▶ [TASK TO CARRY OUT] Each entry below should be echoed exactly, with pictures omitted.

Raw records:
· · · · ·
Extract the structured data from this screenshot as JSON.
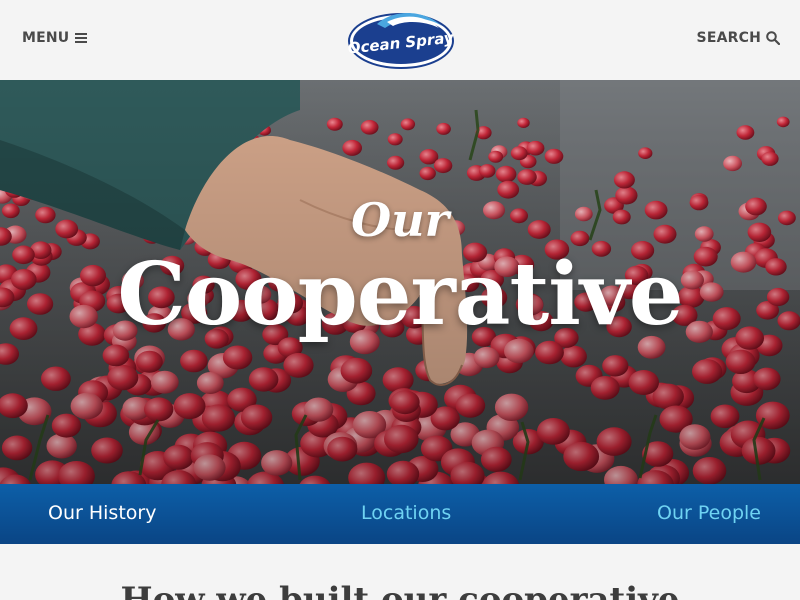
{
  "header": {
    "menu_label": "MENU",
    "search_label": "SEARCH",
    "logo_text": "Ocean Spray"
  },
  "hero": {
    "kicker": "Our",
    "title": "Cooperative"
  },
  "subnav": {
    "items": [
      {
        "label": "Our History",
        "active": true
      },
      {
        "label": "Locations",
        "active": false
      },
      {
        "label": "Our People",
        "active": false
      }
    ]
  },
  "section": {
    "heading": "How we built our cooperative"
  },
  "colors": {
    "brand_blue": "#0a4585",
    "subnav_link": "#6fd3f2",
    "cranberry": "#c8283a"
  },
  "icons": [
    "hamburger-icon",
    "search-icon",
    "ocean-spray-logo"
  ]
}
· · · · ·
▶ [SOLVED EXERCISE]
Extract the structured data from this screenshot as JSON.
{
  "header": {
    "menu_label": "MENU",
    "search_label": "SEARCH",
    "logo_text": "Ocean Spray"
  },
  "hero": {
    "kicker": "Our",
    "title": "Cooperative"
  },
  "subnav": {
    "items": [
      {
        "label": "Our History",
        "active": true
      },
      {
        "label": "Locations",
        "active": false
      },
      {
        "label": "Our People",
        "active": false
      }
    ]
  },
  "section": {
    "heading": "How we built our cooperative"
  },
  "colors": {
    "brand_blue": "#0a4585",
    "subnav_link": "#6fd3f2",
    "cranberry": "#c8283a"
  },
  "icons": [
    "hamburger-icon",
    "search-icon",
    "ocean-spray-logo"
  ]
}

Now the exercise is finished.